#### WHAT YOU WILL DO:
Can you restate the records below word for word?

#### DATASET ENTRIES:

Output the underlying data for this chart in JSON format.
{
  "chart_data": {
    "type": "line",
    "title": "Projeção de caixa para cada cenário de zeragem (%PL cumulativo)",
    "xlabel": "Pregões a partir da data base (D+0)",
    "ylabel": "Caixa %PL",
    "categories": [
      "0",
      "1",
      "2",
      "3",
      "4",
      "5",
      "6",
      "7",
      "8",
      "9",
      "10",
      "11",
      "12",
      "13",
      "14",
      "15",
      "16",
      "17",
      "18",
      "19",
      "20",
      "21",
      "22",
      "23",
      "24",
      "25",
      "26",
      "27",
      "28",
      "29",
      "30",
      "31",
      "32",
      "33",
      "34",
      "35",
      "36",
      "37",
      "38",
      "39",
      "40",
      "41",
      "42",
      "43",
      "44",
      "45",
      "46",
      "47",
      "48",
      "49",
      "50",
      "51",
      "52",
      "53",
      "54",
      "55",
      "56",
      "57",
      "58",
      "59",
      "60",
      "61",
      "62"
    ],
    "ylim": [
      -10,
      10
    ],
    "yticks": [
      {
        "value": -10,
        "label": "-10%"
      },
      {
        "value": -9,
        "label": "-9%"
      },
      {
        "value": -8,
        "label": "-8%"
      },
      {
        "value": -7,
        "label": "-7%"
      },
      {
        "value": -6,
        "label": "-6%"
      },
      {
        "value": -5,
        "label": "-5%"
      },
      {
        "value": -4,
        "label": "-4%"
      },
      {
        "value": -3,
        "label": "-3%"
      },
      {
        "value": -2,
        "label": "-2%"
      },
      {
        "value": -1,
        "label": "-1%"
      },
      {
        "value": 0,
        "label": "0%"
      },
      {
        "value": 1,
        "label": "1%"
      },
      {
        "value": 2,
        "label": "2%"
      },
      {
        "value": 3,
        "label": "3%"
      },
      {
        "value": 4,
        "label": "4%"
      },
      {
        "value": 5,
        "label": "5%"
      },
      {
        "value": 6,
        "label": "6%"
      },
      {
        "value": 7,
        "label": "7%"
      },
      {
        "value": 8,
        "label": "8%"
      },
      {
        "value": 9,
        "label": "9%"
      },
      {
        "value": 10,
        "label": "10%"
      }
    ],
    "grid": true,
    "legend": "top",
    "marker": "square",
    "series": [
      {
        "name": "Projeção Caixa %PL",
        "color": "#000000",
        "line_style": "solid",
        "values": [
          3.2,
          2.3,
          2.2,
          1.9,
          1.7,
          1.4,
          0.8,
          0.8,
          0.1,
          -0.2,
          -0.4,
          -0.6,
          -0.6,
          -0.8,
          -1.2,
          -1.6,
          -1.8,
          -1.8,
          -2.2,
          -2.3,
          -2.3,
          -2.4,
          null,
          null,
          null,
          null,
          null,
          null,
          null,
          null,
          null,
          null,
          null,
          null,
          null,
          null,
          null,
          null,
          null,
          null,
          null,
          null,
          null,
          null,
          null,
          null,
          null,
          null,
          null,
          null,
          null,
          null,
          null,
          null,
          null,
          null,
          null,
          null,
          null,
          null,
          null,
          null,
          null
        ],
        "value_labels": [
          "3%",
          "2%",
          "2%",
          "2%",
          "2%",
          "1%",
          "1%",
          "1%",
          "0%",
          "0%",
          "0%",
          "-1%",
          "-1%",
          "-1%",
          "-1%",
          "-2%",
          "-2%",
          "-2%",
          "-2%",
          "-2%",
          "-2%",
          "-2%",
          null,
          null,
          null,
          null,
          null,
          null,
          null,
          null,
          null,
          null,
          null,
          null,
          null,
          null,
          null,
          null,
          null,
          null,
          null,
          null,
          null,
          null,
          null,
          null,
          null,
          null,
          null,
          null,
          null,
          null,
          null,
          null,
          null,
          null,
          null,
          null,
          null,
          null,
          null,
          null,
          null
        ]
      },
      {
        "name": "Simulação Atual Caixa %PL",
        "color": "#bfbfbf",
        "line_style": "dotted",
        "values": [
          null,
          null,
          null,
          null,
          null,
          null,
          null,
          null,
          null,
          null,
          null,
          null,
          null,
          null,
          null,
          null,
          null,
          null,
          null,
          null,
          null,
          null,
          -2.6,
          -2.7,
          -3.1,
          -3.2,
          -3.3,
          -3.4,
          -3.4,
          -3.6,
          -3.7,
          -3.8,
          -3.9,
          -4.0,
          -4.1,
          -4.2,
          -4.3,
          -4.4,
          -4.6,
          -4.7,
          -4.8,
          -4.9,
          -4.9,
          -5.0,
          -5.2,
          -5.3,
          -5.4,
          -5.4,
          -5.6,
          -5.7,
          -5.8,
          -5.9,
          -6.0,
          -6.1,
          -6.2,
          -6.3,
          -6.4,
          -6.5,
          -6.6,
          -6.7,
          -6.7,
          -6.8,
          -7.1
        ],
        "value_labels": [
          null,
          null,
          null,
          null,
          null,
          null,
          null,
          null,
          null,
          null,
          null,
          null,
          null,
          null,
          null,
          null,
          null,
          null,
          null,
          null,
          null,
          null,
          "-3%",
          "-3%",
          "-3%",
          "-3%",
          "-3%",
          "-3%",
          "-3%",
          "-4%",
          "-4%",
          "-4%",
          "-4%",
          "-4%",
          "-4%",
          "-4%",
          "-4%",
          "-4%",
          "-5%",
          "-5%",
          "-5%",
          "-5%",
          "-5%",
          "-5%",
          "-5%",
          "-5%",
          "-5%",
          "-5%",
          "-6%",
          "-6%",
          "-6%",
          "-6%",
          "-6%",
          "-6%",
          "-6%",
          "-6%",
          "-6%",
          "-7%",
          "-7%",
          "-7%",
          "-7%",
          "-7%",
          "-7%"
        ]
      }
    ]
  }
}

#### RESULT:
Output the underlying data for this chart in JSON format.
{
  "chart_data": {
    "type": "line",
    "title": "Projeção de caixa para cada cenário de zeragem (%PL cumulativo)",
    "xlabel": "Pregões a partir da data base (D+0)",
    "ylabel": "Caixa %PL",
    "categories": [
      "0",
      "1",
      "2",
      "3",
      "4",
      "5",
      "6",
      "7",
      "8",
      "9",
      "10",
      "11",
      "12",
      "13",
      "14",
      "15",
      "16",
      "17",
      "18",
      "19",
      "20",
      "21",
      "22",
      "23",
      "24",
      "25",
      "26",
      "27",
      "28",
      "29",
      "30",
      "31",
      "32",
      "33",
      "34",
      "35",
      "36",
      "37",
      "38",
      "39",
      "40",
      "41",
      "42",
      "43",
      "44",
      "45",
      "46",
      "47",
      "48",
      "49",
      "50",
      "51",
      "52",
      "53",
      "54",
      "55",
      "56",
      "57",
      "58",
      "59",
      "60",
      "61",
      "62"
    ],
    "ylim": [
      -10,
      10
    ],
    "yticks": [
      {
        "value": -10,
        "label": "-10%"
      },
      {
        "value": -9,
        "label": "-9%"
      },
      {
        "value": -8,
        "label": "-8%"
      },
      {
        "value": -7,
        "label": "-7%"
      },
      {
        "value": -6,
        "label": "-6%"
      },
      {
        "value": -5,
        "label": "-5%"
      },
      {
        "value": -4,
        "label": "-4%"
      },
      {
        "value": -3,
        "label": "-3%"
      },
      {
        "value": -2,
        "label": "-2%"
      },
      {
        "value": -1,
        "label": "-1%"
      },
      {
        "value": 0,
        "label": "0%"
      },
      {
        "value": 1,
        "label": "1%"
      },
      {
        "value": 2,
        "label": "2%"
      },
      {
        "value": 3,
        "label": "3%"
      },
      {
        "value": 4,
        "label": "4%"
      },
      {
        "value": 5,
        "label": "5%"
      },
      {
        "value": 6,
        "label": "6%"
      },
      {
        "value": 7,
        "label": "7%"
      },
      {
        "value": 8,
        "label": "8%"
      },
      {
        "value": 9,
        "label": "9%"
      },
      {
        "value": 10,
        "label": "10%"
      }
    ],
    "grid": true,
    "legend": "top",
    "marker": "square",
    "series": [
      {
        "name": "Projeção Caixa %PL",
        "color": "#000000",
        "line_style": "solid",
        "values": [
          3.2,
          2.3,
          2.2,
          1.9,
          1.7,
          1.4,
          0.8,
          0.8,
          0.1,
          -0.2,
          -0.4,
          -0.6,
          -0.6,
          -0.8,
          -1.2,
          -1.6,
          -1.8,
          -1.8,
          -2.2,
          -2.3,
          -2.3,
          -2.4,
          null,
          null,
          null,
          null,
          null,
          null,
          null,
          null,
          null,
          null,
          null,
          null,
          null,
          null,
          null,
          null,
          null,
          null,
          null,
          null,
          null,
          null,
          null,
          null,
          null,
          null,
          null,
          null,
          null,
          null,
          null,
          null,
          null,
          null,
          null,
          null,
          null,
          null,
          null,
          null,
          null
        ],
        "value_labels": [
          "3%",
          "2%",
          "2%",
          "2%",
          "2%",
          "1%",
          "1%",
          "1%",
          "0%",
          "0%",
          "0%",
          "-1%",
          "-1%",
          "-1%",
          "-1%",
          "-2%",
          "-2%",
          "-2%",
          "-2%",
          "-2%",
          "-2%",
          "-2%",
          null,
          null,
          null,
          null,
          null,
          null,
          null,
          null,
          null,
          null,
          null,
          null,
          null,
          null,
          null,
          null,
          null,
          null,
          null,
          null,
          null,
          null,
          null,
          null,
          null,
          null,
          null,
          null,
          null,
          null,
          null,
          null,
          null,
          null,
          null,
          null,
          null,
          null,
          null,
          null,
          null
        ]
      },
      {
        "name": "Simulação Atual Caixa %PL",
        "color": "#bfbfbf",
        "line_style": "dotted",
        "values": [
          null,
          null,
          null,
          null,
          null,
          null,
          null,
          null,
          null,
          null,
          null,
          null,
          null,
          null,
          null,
          null,
          null,
          null,
          null,
          null,
          null,
          null,
          -2.6,
          -2.7,
          -3.1,
          -3.2,
          -3.3,
          -3.4,
          -3.4,
          -3.6,
          -3.7,
          -3.8,
          -3.9,
          -4.0,
          -4.1,
          -4.2,
          -4.3,
          -4.4,
          -4.6,
          -4.7,
          -4.8,
          -4.9,
          -4.9,
          -5.0,
          -5.2,
          -5.3,
          -5.4,
          -5.4,
          -5.6,
          -5.7,
          -5.8,
          -5.9,
          -6.0,
          -6.1,
          -6.2,
          -6.3,
          -6.4,
          -6.5,
          -6.6,
          -6.7,
          -6.7,
          -6.8,
          -7.1
        ],
        "value_labels": [
          null,
          null,
          null,
          null,
          null,
          null,
          null,
          null,
          null,
          null,
          null,
          null,
          null,
          null,
          null,
          null,
          null,
          null,
          null,
          null,
          null,
          null,
          "-3%",
          "-3%",
          "-3%",
          "-3%",
          "-3%",
          "-3%",
          "-3%",
          "-4%",
          "-4%",
          "-4%",
          "-4%",
          "-4%",
          "-4%",
          "-4%",
          "-4%",
          "-4%",
          "-5%",
          "-5%",
          "-5%",
          "-5%",
          "-5%",
          "-5%",
          "-5%",
          "-5%",
          "-5%",
          "-5%",
          "-6%",
          "-6%",
          "-6%",
          "-6%",
          "-6%",
          "-6%",
          "-6%",
          "-6%",
          "-6%",
          "-7%",
          "-7%",
          "-7%",
          "-7%",
          "-7%",
          "-7%"
        ]
      }
    ]
  }
}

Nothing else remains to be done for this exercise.